**What is needed**
Each record must be retyped in full. No character may differ.

— Start —

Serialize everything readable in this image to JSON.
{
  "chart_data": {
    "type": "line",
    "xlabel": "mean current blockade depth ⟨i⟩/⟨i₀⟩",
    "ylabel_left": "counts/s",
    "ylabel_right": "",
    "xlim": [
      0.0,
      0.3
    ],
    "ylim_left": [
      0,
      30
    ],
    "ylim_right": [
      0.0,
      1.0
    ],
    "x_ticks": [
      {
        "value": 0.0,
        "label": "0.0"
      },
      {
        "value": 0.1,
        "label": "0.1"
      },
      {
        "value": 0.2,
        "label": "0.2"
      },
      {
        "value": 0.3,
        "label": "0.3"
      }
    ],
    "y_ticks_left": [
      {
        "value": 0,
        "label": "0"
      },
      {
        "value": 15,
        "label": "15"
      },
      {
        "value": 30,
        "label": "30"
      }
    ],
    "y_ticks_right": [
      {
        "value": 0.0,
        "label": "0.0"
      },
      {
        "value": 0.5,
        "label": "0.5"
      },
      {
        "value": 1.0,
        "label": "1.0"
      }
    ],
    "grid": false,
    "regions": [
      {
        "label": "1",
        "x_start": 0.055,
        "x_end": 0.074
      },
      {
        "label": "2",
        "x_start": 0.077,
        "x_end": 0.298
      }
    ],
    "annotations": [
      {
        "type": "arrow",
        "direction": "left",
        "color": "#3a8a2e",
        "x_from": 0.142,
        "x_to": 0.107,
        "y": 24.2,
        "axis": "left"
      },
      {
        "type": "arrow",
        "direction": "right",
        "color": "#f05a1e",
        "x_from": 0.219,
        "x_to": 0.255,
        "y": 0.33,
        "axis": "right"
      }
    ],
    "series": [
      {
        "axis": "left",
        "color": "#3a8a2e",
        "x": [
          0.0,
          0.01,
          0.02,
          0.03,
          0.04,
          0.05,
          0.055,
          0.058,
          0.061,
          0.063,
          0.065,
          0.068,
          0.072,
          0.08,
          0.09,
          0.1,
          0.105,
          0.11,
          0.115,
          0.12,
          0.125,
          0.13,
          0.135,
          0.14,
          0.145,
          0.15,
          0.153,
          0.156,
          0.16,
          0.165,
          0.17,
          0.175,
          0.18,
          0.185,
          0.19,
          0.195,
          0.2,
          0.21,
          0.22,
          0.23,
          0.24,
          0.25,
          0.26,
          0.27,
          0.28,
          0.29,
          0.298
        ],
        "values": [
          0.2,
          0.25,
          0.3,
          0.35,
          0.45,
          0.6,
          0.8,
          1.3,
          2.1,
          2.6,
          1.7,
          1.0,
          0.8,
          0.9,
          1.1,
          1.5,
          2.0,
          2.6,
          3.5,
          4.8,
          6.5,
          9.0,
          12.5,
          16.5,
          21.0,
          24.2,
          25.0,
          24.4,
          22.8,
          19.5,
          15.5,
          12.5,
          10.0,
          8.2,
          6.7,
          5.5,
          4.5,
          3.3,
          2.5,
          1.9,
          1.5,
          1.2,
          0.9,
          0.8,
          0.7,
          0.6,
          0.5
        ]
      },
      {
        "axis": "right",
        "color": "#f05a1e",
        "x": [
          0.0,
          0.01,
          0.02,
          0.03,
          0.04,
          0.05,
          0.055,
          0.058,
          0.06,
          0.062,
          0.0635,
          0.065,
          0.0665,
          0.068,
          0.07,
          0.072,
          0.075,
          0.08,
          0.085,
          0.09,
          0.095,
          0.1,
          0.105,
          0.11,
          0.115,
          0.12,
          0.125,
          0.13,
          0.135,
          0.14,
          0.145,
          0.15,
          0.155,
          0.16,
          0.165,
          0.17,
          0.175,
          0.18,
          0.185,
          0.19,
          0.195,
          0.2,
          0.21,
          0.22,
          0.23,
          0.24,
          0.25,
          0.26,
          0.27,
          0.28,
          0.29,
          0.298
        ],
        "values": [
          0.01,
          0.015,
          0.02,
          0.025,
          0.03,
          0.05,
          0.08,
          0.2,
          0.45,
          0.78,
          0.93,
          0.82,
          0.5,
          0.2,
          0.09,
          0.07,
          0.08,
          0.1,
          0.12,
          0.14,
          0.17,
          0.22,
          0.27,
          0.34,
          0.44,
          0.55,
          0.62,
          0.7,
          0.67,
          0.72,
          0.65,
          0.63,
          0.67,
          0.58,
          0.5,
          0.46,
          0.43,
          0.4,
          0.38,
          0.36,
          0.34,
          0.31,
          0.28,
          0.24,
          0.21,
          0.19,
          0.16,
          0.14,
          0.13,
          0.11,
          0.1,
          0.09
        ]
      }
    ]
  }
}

— End —

**Correct answer**
Serialize everything readable in this image to JSON.
{
  "chart_data": {
    "type": "line",
    "xlabel": "mean current blockade depth ⟨i⟩/⟨i₀⟩",
    "ylabel_left": "counts/s",
    "ylabel_right": "",
    "xlim": [
      0.0,
      0.3
    ],
    "ylim_left": [
      0,
      30
    ],
    "ylim_right": [
      0.0,
      1.0
    ],
    "x_ticks": [
      {
        "value": 0.0,
        "label": "0.0"
      },
      {
        "value": 0.1,
        "label": "0.1"
      },
      {
        "value": 0.2,
        "label": "0.2"
      },
      {
        "value": 0.3,
        "label": "0.3"
      }
    ],
    "y_ticks_left": [
      {
        "value": 0,
        "label": "0"
      },
      {
        "value": 15,
        "label": "15"
      },
      {
        "value": 30,
        "label": "30"
      }
    ],
    "y_ticks_right": [
      {
        "value": 0.0,
        "label": "0.0"
      },
      {
        "value": 0.5,
        "label": "0.5"
      },
      {
        "value": 1.0,
        "label": "1.0"
      }
    ],
    "grid": false,
    "regions": [
      {
        "label": "1",
        "x_start": 0.055,
        "x_end": 0.074
      },
      {
        "label": "2",
        "x_start": 0.077,
        "x_end": 0.298
      }
    ],
    "annotations": [
      {
        "type": "arrow",
        "direction": "left",
        "color": "#3a8a2e",
        "x_from": 0.142,
        "x_to": 0.107,
        "y": 24.2,
        "axis": "left"
      },
      {
        "type": "arrow",
        "direction": "right",
        "color": "#f05a1e",
        "x_from": 0.219,
        "x_to": 0.255,
        "y": 0.33,
        "axis": "right"
      }
    ],
    "series": [
      {
        "axis": "left",
        "color": "#3a8a2e",
        "x": [
          0.0,
          0.01,
          0.02,
          0.03,
          0.04,
          0.05,
          0.055,
          0.058,
          0.061,
          0.063,
          0.065,
          0.068,
          0.072,
          0.08,
          0.09,
          0.1,
          0.105,
          0.11,
          0.115,
          0.12,
          0.125,
          0.13,
          0.135,
          0.14,
          0.145,
          0.15,
          0.153,
          0.156,
          0.16,
          0.165,
          0.17,
          0.175,
          0.18,
          0.185,
          0.19,
          0.195,
          0.2,
          0.21,
          0.22,
          0.23,
          0.24,
          0.25,
          0.26,
          0.27,
          0.28,
          0.29,
          0.298
        ],
        "values": [
          0.2,
          0.25,
          0.3,
          0.35,
          0.45,
          0.6,
          0.8,
          1.3,
          2.1,
          2.6,
          1.7,
          1.0,
          0.8,
          0.9,
          1.1,
          1.5,
          2.0,
          2.6,
          3.5,
          4.8,
          6.5,
          9.0,
          12.5,
          16.5,
          21.0,
          24.2,
          25.0,
          24.4,
          22.8,
          19.5,
          15.5,
          12.5,
          10.0,
          8.2,
          6.7,
          5.5,
          4.5,
          3.3,
          2.5,
          1.9,
          1.5,
          1.2,
          0.9,
          0.8,
          0.7,
          0.6,
          0.5
        ]
      },
      {
        "axis": "right",
        "color": "#f05a1e",
        "x": [
          0.0,
          0.01,
          0.02,
          0.03,
          0.04,
          0.05,
          0.055,
          0.058,
          0.06,
          0.062,
          0.0635,
          0.065,
          0.0665,
          0.068,
          0.07,
          0.072,
          0.075,
          0.08,
          0.085,
          0.09,
          0.095,
          0.1,
          0.105,
          0.11,
          0.115,
          0.12,
          0.125,
          0.13,
          0.135,
          0.14,
          0.145,
          0.15,
          0.155,
          0.16,
          0.165,
          0.17,
          0.175,
          0.18,
          0.185,
          0.19,
          0.195,
          0.2,
          0.21,
          0.22,
          0.23,
          0.24,
          0.25,
          0.26,
          0.27,
          0.28,
          0.29,
          0.298
        ],
        "values": [
          0.01,
          0.015,
          0.02,
          0.025,
          0.03,
          0.05,
          0.08,
          0.2,
          0.45,
          0.78,
          0.93,
          0.82,
          0.5,
          0.2,
          0.09,
          0.07,
          0.08,
          0.1,
          0.12,
          0.14,
          0.17,
          0.22,
          0.27,
          0.34,
          0.44,
          0.55,
          0.62,
          0.7,
          0.67,
          0.72,
          0.65,
          0.63,
          0.67,
          0.58,
          0.5,
          0.46,
          0.43,
          0.4,
          0.38,
          0.36,
          0.34,
          0.31,
          0.28,
          0.24,
          0.21,
          0.19,
          0.16,
          0.14,
          0.13,
          0.11,
          0.1,
          0.09
        ]
      }
    ]
  }
}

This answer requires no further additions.